■ TASK DIRECTIONS:
Check each line of the listing for the string "this", count the lines that have it, and answer with that number only.
--- RECORD LIST ---
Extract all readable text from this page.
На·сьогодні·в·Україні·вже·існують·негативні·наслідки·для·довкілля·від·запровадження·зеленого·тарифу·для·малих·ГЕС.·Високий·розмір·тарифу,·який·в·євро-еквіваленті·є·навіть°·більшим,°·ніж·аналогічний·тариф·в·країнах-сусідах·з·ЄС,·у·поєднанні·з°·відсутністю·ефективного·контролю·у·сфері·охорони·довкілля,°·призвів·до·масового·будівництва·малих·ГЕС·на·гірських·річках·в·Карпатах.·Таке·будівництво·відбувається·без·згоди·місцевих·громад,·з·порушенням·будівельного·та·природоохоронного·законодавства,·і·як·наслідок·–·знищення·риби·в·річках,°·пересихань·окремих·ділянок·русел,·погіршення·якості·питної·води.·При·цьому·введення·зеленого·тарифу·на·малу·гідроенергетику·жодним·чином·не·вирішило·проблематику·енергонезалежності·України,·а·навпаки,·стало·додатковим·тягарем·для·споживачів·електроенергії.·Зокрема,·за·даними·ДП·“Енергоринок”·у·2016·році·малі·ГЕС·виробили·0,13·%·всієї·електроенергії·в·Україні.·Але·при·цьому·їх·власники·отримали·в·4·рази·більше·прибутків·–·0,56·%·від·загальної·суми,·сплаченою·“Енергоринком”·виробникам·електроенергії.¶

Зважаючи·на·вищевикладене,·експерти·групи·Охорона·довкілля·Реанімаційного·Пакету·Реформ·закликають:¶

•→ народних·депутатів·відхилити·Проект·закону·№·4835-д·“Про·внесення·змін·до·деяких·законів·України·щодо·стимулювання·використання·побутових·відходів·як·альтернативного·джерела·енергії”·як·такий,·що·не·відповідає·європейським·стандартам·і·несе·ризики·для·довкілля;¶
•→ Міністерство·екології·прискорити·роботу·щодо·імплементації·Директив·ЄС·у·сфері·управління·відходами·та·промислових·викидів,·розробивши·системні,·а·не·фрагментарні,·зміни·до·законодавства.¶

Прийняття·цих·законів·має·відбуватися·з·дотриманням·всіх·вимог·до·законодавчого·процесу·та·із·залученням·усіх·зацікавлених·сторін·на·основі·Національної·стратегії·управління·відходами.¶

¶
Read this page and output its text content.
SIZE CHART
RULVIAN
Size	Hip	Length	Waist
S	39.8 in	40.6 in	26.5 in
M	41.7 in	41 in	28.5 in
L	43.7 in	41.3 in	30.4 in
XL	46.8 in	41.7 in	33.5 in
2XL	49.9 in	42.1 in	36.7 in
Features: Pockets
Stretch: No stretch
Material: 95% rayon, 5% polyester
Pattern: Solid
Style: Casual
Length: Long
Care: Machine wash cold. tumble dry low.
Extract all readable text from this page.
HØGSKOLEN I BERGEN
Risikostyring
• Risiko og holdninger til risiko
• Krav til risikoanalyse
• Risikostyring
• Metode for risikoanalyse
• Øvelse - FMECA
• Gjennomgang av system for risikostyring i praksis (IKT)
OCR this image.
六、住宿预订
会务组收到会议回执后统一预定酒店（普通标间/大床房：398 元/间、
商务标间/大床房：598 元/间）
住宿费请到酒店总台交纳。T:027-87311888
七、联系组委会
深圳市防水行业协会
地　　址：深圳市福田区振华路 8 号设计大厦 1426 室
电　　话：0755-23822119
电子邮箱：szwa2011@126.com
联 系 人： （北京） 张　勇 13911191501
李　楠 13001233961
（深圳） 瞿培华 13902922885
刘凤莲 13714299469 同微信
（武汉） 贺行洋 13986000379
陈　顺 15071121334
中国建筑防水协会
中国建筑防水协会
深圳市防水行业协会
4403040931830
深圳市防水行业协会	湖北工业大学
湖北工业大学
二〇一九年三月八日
---
■ EXERCISE ANSWER:
4